- [DATASET EXCERPTS]

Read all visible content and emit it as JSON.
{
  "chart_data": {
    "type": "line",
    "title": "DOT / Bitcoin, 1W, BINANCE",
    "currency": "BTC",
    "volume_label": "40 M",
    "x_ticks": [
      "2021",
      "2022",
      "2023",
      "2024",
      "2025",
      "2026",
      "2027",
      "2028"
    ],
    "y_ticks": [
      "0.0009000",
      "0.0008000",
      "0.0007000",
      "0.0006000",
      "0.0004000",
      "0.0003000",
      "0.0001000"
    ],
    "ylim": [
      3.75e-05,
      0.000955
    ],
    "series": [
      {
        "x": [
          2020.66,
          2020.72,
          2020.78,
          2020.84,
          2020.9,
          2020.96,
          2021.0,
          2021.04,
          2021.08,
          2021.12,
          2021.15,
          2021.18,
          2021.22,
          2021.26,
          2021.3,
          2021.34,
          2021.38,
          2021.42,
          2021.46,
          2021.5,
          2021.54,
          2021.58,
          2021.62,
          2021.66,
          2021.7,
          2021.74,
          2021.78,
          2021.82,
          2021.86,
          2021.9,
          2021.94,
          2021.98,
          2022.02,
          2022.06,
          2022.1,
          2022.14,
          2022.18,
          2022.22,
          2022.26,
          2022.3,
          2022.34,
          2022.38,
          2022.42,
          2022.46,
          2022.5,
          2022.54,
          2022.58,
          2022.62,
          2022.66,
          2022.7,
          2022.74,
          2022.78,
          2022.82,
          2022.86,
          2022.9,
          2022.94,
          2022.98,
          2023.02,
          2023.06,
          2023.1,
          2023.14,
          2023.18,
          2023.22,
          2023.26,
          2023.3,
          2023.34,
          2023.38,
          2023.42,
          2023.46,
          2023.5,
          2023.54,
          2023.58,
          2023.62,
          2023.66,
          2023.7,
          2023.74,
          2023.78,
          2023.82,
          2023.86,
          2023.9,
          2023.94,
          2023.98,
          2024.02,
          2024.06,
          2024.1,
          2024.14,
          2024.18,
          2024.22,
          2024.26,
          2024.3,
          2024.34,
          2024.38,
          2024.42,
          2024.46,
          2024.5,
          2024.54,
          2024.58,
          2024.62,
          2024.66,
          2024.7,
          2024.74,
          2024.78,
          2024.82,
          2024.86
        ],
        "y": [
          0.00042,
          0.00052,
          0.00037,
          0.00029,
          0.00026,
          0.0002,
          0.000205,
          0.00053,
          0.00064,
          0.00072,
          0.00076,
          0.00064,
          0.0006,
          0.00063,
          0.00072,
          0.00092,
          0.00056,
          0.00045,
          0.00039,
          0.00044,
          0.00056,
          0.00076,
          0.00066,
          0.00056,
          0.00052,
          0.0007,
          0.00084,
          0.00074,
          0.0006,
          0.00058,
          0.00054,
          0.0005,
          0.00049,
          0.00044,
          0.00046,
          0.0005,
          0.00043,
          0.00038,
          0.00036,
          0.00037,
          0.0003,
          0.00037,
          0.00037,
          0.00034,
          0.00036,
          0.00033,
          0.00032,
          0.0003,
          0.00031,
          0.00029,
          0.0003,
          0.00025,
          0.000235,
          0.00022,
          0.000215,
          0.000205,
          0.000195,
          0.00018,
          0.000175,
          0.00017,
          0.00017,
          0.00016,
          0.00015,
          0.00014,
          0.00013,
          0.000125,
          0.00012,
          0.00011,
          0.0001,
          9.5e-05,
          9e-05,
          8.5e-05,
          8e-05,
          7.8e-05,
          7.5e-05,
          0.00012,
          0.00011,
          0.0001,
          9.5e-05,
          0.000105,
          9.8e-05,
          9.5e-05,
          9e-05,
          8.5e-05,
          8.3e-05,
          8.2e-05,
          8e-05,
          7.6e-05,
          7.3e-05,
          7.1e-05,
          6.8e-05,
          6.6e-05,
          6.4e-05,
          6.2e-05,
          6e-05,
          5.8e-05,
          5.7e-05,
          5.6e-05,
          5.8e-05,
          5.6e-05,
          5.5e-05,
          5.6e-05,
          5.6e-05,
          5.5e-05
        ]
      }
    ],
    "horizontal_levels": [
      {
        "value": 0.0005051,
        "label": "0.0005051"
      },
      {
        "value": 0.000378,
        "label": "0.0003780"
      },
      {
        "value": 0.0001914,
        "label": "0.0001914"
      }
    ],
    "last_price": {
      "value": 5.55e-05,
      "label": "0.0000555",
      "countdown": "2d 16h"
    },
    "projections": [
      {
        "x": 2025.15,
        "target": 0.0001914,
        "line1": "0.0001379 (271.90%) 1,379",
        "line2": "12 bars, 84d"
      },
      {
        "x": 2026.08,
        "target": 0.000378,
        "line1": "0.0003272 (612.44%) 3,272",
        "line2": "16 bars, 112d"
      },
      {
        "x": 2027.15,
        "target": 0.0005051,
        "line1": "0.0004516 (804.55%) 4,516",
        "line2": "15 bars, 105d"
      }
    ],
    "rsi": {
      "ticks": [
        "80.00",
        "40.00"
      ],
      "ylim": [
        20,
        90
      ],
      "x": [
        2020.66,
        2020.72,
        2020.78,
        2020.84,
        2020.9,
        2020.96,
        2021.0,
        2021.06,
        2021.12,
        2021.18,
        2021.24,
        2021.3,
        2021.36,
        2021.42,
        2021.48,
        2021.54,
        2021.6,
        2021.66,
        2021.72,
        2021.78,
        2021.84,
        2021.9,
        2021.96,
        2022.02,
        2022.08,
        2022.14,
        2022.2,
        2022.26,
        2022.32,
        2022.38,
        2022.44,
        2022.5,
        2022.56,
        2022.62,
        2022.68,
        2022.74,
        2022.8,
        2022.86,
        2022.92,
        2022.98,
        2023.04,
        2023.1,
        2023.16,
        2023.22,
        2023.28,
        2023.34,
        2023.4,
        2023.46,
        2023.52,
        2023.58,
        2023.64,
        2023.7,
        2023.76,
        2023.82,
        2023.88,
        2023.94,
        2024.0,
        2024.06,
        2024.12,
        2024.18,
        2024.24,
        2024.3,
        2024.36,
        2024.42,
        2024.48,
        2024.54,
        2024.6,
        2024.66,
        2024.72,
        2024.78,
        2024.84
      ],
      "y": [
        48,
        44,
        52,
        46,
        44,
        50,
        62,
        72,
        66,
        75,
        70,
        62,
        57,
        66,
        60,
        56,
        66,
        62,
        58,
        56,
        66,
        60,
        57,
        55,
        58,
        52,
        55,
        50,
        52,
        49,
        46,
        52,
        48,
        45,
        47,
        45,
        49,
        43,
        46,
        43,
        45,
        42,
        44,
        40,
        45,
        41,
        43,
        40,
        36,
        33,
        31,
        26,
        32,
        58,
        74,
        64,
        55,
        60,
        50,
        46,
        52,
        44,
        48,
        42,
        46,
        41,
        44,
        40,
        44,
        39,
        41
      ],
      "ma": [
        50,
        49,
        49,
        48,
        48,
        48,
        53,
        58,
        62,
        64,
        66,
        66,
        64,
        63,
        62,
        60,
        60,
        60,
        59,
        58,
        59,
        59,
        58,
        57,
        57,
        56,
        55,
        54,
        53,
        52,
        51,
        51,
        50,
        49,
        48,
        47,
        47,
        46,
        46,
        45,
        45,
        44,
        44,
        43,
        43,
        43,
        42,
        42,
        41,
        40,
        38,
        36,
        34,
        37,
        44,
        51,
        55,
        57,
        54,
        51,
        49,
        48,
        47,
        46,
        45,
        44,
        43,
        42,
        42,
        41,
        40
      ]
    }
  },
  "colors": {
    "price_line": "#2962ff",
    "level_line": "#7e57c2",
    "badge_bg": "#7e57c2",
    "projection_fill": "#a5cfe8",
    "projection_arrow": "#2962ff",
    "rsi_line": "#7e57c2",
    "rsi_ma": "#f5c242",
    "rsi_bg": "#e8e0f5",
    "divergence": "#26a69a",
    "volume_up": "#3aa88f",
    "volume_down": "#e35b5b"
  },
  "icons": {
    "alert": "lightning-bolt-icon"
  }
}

- [CHALLENGE] Tally the lines above that contain the word "bars", and reply with only the number.

- [SOLUTION] 3